What is needed
Only lines with the word "obciążeniowa" are needed; collect each of them from the listing below.

* Begin Records *

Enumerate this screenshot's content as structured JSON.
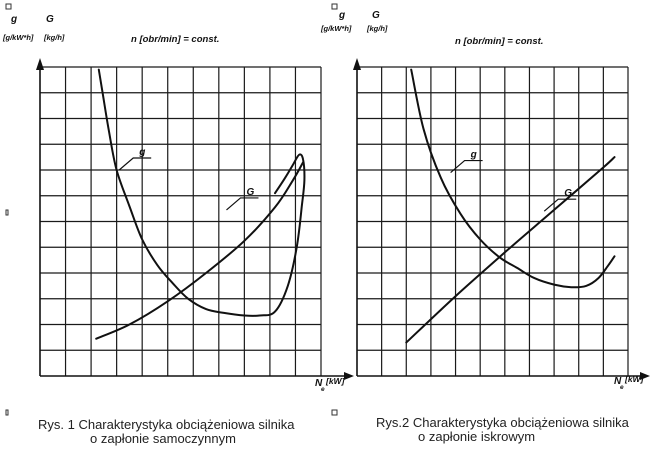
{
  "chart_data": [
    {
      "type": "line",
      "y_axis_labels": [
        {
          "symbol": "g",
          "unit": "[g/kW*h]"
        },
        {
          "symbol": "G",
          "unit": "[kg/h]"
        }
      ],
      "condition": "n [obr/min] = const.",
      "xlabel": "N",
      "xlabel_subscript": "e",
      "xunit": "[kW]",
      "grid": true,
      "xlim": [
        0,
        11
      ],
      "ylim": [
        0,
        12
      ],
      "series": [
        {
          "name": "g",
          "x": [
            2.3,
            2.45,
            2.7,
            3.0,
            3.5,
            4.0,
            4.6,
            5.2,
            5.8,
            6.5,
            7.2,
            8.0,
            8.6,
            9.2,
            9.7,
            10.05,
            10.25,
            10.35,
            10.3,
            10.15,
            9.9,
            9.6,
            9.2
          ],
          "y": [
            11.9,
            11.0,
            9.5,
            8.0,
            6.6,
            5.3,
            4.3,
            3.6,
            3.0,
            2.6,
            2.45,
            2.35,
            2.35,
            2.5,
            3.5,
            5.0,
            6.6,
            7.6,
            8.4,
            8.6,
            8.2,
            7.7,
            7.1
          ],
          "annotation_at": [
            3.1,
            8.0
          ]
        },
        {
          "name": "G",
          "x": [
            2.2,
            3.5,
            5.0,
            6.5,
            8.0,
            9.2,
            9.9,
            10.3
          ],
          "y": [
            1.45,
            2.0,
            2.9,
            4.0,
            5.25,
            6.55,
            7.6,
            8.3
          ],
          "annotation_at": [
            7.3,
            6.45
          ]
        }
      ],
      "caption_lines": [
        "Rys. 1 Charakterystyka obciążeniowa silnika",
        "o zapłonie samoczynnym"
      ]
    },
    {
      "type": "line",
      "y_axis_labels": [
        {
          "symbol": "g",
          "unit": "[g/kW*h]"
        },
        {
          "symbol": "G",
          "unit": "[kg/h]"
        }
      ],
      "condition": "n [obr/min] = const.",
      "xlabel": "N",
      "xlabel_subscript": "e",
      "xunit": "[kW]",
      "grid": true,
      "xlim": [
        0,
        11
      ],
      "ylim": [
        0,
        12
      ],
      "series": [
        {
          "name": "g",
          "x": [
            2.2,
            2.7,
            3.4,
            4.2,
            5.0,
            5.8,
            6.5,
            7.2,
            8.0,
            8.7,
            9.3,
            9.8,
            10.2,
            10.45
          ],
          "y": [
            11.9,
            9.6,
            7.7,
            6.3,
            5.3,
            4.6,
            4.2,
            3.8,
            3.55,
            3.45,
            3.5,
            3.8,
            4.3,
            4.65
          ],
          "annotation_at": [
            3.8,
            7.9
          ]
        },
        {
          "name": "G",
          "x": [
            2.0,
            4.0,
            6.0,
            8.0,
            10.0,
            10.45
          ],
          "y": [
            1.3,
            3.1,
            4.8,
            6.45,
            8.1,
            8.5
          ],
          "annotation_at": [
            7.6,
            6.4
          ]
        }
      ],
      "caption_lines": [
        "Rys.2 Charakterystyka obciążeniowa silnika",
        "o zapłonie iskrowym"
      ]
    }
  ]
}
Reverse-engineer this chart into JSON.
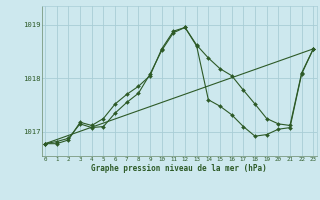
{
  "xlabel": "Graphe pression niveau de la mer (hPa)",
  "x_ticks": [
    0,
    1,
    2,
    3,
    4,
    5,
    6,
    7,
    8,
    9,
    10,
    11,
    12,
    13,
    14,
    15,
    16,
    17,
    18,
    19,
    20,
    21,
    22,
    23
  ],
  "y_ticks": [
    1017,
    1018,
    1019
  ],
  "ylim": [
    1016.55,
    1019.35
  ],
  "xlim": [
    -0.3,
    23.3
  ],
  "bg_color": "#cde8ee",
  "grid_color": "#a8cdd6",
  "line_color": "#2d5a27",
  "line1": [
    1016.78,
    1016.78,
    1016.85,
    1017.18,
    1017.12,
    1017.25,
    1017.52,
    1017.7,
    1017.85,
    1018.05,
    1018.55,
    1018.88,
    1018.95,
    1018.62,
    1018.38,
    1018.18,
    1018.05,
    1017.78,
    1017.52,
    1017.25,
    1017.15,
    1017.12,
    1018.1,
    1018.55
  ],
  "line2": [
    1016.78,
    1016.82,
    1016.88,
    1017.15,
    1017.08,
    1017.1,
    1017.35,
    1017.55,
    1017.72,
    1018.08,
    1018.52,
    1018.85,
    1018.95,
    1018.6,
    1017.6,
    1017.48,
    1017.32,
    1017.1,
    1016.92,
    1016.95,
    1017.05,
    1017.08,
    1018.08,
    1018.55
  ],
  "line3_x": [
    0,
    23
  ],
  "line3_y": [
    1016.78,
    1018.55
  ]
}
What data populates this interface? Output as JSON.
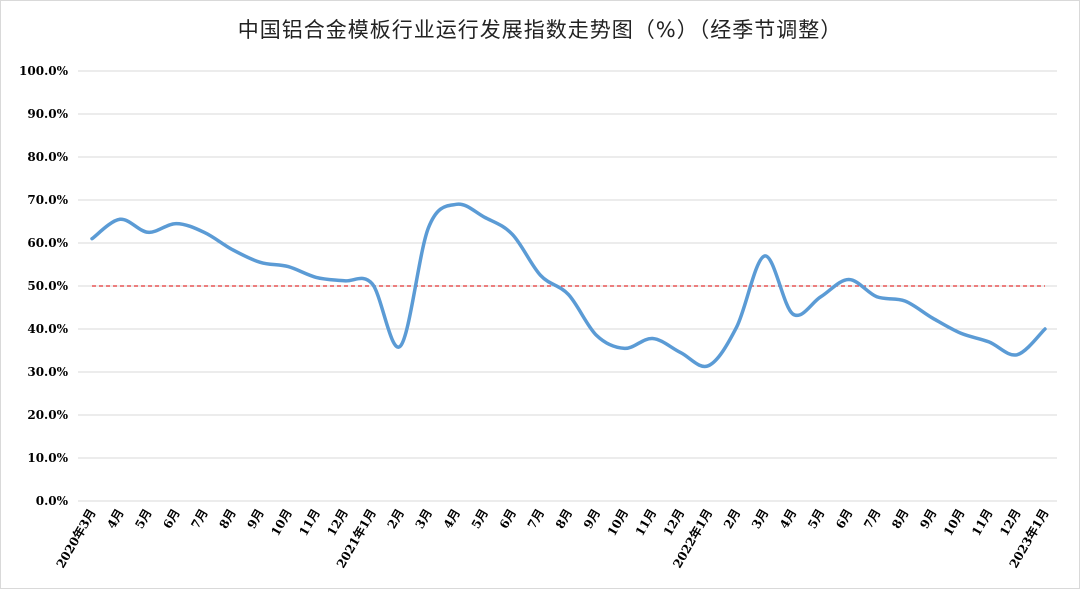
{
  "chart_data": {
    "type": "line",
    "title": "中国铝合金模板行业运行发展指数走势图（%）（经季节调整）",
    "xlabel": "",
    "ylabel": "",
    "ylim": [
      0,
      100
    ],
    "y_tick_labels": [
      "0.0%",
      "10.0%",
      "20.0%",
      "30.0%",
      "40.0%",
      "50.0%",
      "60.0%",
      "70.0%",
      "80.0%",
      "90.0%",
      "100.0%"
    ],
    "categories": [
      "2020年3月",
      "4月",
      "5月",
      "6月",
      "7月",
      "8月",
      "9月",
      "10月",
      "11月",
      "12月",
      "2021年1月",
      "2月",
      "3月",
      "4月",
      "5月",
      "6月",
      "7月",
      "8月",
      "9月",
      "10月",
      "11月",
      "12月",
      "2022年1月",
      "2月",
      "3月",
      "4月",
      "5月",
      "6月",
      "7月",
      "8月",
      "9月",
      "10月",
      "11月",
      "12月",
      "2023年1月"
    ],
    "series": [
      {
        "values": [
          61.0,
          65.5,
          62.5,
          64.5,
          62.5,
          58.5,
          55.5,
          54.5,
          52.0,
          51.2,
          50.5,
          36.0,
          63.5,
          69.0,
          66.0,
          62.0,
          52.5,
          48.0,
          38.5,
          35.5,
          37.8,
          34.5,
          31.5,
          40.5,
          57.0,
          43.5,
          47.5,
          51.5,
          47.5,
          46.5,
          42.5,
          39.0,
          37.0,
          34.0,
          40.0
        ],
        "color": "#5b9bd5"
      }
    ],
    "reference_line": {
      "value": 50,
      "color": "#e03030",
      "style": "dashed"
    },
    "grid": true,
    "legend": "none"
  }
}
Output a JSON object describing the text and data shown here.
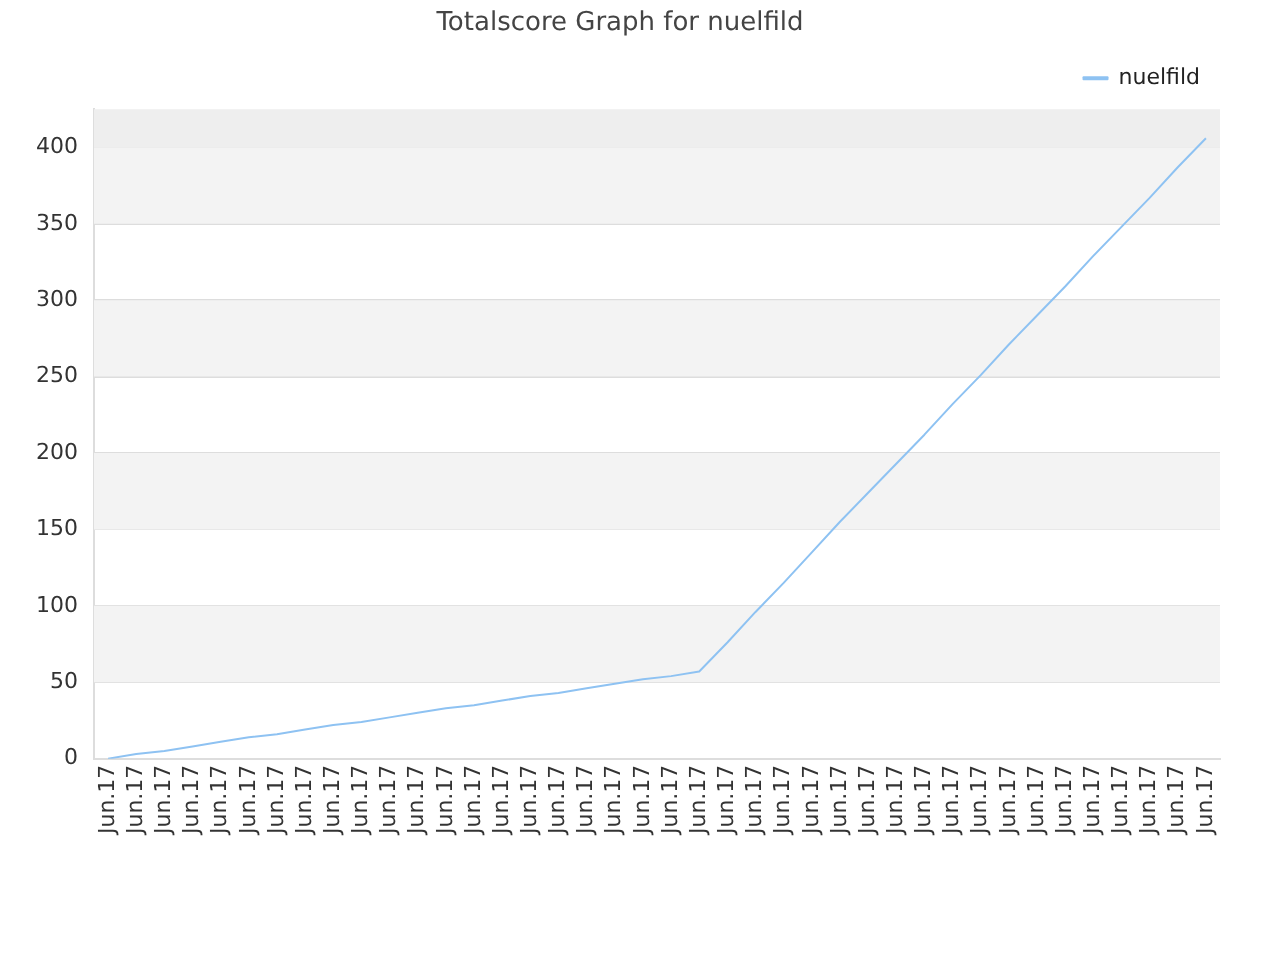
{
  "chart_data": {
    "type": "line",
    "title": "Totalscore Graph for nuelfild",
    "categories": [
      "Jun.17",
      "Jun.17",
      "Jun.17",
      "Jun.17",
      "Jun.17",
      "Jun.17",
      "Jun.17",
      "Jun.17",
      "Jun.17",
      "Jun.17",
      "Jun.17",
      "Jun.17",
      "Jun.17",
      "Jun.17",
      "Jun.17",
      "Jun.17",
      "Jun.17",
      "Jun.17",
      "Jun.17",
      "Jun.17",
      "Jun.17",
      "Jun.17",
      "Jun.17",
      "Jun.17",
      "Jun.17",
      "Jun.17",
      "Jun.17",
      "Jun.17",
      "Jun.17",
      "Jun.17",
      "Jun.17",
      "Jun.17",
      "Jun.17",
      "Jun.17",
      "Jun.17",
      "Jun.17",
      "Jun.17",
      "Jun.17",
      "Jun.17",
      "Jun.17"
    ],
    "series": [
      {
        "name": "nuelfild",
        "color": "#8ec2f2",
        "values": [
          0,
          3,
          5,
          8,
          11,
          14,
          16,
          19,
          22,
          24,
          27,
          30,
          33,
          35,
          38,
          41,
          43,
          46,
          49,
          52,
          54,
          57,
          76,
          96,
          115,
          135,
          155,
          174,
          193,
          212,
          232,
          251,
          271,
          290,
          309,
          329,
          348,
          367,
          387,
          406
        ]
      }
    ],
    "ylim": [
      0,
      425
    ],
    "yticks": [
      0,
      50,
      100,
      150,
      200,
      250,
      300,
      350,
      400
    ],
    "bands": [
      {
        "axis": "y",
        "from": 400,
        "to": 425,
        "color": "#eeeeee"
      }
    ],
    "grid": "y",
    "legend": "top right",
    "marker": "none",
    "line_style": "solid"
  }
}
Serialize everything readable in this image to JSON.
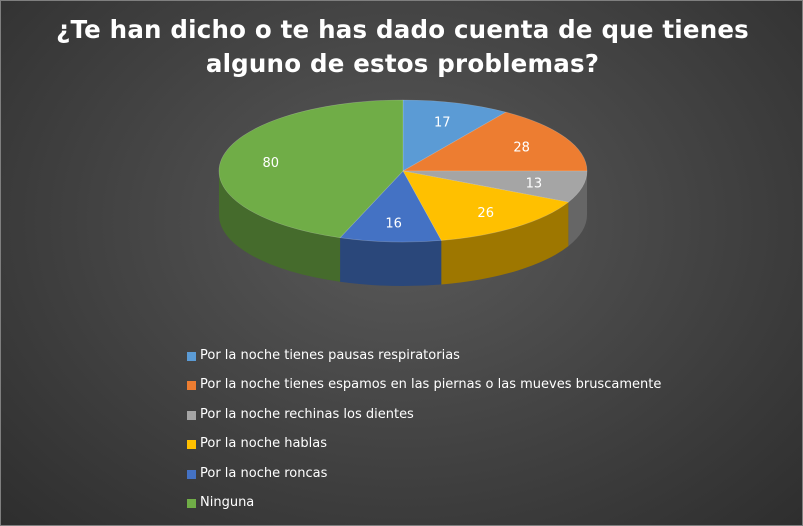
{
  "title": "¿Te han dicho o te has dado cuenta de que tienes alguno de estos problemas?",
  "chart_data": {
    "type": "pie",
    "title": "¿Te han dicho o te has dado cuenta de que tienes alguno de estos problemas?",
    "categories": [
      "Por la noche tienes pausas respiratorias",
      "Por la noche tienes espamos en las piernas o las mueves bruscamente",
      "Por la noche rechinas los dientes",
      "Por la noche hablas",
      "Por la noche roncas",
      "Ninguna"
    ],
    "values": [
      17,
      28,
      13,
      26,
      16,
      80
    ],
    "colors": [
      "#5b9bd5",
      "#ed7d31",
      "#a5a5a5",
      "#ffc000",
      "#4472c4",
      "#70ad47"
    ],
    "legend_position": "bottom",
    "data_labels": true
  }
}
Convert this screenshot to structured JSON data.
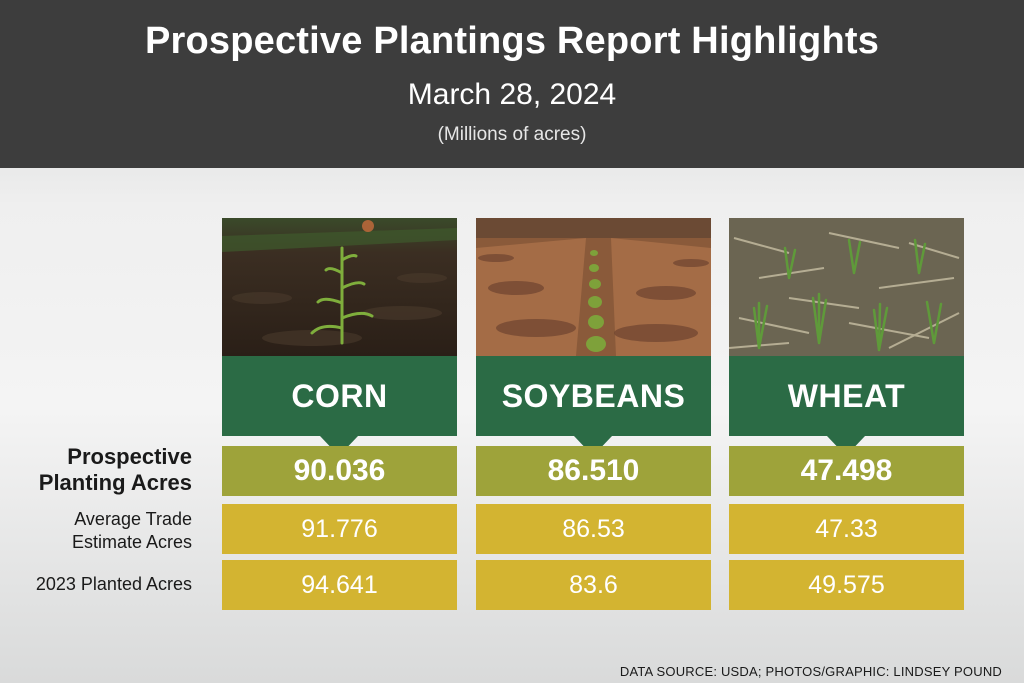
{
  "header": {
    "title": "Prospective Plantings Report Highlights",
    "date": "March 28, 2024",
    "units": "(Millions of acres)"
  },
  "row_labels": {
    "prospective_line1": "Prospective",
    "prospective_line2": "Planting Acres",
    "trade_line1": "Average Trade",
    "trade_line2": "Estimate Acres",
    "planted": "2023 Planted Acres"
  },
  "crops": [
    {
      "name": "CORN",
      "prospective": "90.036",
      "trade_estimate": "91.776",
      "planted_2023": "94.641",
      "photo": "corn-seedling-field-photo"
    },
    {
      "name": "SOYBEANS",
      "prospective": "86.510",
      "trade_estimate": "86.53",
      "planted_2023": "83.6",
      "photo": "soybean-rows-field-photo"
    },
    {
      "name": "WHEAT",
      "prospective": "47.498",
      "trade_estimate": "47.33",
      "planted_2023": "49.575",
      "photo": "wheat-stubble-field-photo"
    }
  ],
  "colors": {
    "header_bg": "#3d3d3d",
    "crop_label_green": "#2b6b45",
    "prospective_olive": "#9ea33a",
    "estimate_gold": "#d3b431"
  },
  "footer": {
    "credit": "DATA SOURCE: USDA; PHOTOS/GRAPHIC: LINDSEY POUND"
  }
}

* End Records *

The response
        "Rys. 1 Charakterystyka obciążeniowa silnika",
        "Rys.2 Charakterystyka obciążeniowa silnika",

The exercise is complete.